▶ [DIRECTIONS]: The entries below are to be transcribed in full, without their images.

....

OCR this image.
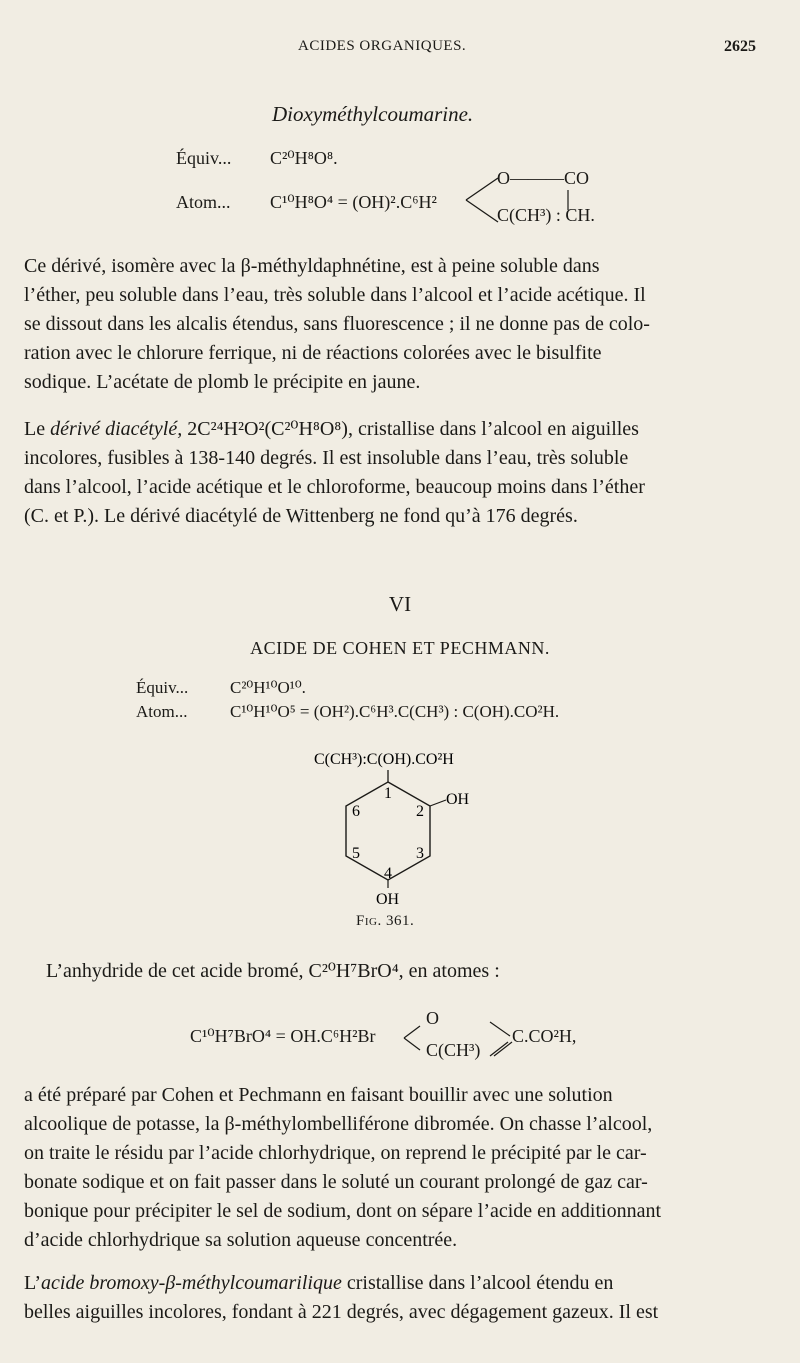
ACIDES ORGANIQUES.	2625
Dioxyméthylcoumarine.
Équiv... C²⁰H⁸O⁸.
Atom... C¹⁰H⁸O⁴ = (OH)².C⁶H²
O———CO
C(CH³) : CH.
Ce dérivé, isomère avec la β-méthyldaphnétine, est à peine soluble dans
l’éther, peu soluble dans l’eau, très soluble dans l’alcool et l’acide acétique. Il
se dissout dans les alcalis étendus, sans fluorescence ; il ne donne pas de colo-
ration avec le chlorure ferrique, ni de réactions colorées avec le bisulfite
sodique. L’acétate de plomb le précipite en jaune.
Le dérivé diacétylé, 2C²⁴H²O²(C²⁰H⁸O⁸), cristallise dans l’alcool en aiguilles
incolores, fusibles à 138-140 degrés. Il est insoluble dans l’eau, très soluble
dans l’alcool, l’acide acétique et le chloroforme, beaucoup moins dans l’éther
(C. et P.). Le dérivé diacétylé de Wittenberg ne fond qu’à 176 degrés.
VI
ACIDE DE COHEN ET PECHMANN.
Équiv... C²⁰H¹⁰O¹⁰.
Atom...	C¹⁰H¹⁰O⁵ = (OH²).C⁶H³.C(CH³) : C(OH).CO²H.
C(CH³):C(OH).CO²H
OH
OH
1
2
3
4
5
6
Fig. 361.
L’anhydride de cet acide bromé, C²⁰H⁷BrO⁴, en atomes :
C¹⁰H⁷BrO⁴ = OH.C⁶H²Br
O
C(CH³)
C.CO²H,
a été préparé par Cohen et Pechmann en faisant bouillir avec une solution
alcoolique de potasse, la β-méthylombelliférone dibromée. On chasse l’alcool,
on traite le résidu par l’acide chlorhydrique, on reprend le précipité par le car-
bonate sodique et on fait passer dans le soluté un courant prolongé de gaz car-
bonique pour précipiter le sel de sodium, dont on sépare l’acide en additionnant
d’acide chlorhydrique sa solution aqueuse concentrée.
L’acide bromoxy-β-méthylcoumarilique cristallise dans l’alcool étendu en
belles aiguilles incolores, fondant à 221 degrés, avec dégagement gazeux. Il est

....

▶ [ANSWER]:
OCR this image.
ACIDES ORGANIQUES.	2625
Dioxyméthylcoumarine.
Équiv... C²⁰H⁸O⁸.
Atom... C¹⁰H⁸O⁴ = (OH)².C⁶H²
O———CO
C(CH³) : CH.
Ce dérivé, isomère avec la β-méthyldaphnétine, est à peine soluble dans
l’éther, peu soluble dans l’eau, très soluble dans l’alcool et l’acide acétique. Il
se dissout dans les alcalis étendus, sans fluorescence ; il ne donne pas de colo-
ration avec le chlorure ferrique, ni de réactions colorées avec le bisulfite
sodique. L’acétate de plomb le précipite en jaune.
Le dérivé diacétylé, 2C²⁴H²O²(C²⁰H⁸O⁸), cristallise dans l’alcool en aiguilles
incolores, fusibles à 138-140 degrés. Il est insoluble dans l’eau, très soluble
dans l’alcool, l’acide acétique et le chloroforme, beaucoup moins dans l’éther
(C. et P.). Le dérivé diacétylé de Wittenberg ne fond qu’à 176 degrés.
VI
ACIDE DE COHEN ET PECHMANN.
Équiv... C²⁰H¹⁰O¹⁰.
Atom...	C¹⁰H¹⁰O⁵ = (OH²).C⁶H³.C(CH³) : C(OH).CO²H.
C(CH³):C(OH).CO²H
OH
OH
1
2
3
4
5
6
Fig. 361.
L’anhydride de cet acide bromé, C²⁰H⁷BrO⁴, en atomes :
C¹⁰H⁷BrO⁴ = OH.C⁶H²Br
O
C(CH³)
C.CO²H,
a été préparé par Cohen et Pechmann en faisant bouillir avec une solution
alcoolique de potasse, la β-méthylombelliférone dibromée. On chasse l’alcool,
on traite le résidu par l’acide chlorhydrique, on reprend le précipité par le car-
bonate sodique et on fait passer dans le soluté un courant prolongé de gaz car-
bonique pour précipiter le sel de sodium, dont on sépare l’acide en additionnant
d’acide chlorhydrique sa solution aqueuse concentrée.
L’acide bromoxy-β-méthylcoumarilique cristallise dans l’alcool étendu en
belles aiguilles incolores, fondant à 221 degrés, avec dégagement gazeux. Il est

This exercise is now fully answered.